::: Records supplied

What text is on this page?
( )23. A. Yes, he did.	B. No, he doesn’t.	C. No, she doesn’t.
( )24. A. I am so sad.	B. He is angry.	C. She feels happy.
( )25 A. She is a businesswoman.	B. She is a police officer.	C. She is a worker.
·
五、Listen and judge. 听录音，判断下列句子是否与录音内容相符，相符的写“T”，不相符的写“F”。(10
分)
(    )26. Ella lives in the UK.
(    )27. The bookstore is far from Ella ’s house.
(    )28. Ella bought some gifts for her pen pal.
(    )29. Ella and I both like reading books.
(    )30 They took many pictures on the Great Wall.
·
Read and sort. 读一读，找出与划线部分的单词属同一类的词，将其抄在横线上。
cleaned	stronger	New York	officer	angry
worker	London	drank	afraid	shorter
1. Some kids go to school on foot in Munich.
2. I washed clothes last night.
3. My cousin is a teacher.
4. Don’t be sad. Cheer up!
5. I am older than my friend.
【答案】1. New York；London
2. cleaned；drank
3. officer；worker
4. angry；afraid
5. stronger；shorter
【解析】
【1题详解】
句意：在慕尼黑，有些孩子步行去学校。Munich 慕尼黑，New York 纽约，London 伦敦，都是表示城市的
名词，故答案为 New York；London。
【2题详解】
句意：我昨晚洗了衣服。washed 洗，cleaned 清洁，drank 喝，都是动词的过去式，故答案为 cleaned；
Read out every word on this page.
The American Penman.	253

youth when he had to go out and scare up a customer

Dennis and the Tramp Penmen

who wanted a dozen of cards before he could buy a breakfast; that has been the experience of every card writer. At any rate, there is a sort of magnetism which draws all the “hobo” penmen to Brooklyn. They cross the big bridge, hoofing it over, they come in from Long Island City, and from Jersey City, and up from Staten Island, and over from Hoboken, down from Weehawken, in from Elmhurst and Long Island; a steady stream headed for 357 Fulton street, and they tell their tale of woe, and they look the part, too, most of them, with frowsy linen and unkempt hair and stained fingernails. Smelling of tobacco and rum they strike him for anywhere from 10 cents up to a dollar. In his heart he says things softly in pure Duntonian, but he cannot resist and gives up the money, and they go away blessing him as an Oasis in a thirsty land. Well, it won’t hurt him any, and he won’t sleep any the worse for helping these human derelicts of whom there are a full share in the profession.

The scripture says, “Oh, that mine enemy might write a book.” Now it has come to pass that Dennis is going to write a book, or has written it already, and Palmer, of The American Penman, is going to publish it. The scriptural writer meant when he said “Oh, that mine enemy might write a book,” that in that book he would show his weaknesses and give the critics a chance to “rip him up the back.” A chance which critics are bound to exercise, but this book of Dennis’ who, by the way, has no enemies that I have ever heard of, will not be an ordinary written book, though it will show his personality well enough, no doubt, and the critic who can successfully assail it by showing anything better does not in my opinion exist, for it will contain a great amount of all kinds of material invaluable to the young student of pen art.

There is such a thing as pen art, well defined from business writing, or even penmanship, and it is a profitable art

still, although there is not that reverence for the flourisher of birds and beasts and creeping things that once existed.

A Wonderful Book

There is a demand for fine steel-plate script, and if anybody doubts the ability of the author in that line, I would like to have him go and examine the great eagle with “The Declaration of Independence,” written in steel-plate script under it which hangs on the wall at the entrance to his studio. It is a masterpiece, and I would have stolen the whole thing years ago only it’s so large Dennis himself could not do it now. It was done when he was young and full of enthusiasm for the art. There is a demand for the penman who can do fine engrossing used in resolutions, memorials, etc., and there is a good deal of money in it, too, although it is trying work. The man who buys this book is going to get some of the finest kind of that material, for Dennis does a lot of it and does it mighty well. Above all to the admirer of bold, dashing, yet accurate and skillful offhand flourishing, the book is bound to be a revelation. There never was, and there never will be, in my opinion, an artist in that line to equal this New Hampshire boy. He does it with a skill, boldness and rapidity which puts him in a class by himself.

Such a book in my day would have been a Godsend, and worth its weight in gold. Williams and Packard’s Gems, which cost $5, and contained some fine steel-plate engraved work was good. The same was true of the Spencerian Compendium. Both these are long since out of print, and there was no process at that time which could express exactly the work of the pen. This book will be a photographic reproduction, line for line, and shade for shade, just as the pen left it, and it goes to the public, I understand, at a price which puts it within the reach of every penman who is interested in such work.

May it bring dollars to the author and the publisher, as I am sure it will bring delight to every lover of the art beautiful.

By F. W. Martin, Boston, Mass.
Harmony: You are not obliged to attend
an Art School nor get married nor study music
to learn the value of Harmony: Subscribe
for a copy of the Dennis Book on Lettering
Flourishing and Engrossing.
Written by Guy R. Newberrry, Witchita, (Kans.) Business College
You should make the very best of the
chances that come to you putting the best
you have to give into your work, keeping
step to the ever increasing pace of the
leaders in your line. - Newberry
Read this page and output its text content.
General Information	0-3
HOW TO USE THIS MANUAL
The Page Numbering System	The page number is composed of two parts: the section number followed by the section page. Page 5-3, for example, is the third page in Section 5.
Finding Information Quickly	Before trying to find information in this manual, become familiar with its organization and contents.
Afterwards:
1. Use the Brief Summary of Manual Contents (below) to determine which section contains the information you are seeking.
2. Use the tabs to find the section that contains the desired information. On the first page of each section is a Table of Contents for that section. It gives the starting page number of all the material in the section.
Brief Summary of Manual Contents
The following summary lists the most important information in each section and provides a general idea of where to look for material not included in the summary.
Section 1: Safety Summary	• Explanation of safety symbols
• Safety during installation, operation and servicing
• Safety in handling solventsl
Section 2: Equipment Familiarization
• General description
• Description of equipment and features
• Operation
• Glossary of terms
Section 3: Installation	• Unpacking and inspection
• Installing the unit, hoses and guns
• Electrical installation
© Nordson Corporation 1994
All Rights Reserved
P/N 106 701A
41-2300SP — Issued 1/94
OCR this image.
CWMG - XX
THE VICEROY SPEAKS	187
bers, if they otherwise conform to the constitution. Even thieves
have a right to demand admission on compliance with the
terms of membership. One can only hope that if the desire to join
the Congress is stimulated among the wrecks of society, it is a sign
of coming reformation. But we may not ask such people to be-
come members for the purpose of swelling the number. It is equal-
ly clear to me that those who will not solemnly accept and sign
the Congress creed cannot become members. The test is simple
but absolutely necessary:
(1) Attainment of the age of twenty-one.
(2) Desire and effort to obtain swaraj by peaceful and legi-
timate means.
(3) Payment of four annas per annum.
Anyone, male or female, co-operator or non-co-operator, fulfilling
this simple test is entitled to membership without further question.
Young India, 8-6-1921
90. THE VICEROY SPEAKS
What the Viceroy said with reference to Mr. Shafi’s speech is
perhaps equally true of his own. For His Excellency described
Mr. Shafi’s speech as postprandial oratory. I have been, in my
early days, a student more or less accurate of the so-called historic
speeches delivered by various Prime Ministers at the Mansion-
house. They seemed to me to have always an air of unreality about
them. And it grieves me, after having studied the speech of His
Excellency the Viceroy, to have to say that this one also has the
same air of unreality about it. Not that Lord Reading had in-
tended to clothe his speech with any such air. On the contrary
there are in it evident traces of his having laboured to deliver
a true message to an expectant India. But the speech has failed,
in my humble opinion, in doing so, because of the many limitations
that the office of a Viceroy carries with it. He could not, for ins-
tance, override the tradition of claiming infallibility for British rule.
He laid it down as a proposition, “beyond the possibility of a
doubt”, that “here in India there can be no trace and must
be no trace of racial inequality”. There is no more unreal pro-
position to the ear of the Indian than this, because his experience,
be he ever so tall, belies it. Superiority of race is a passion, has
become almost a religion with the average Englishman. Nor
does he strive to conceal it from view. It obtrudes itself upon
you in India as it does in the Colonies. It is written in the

::::::

Look for lines containing the string "shorter" and copy them all.

worker	London	drank	afraid	shorter
5. stronger；shorter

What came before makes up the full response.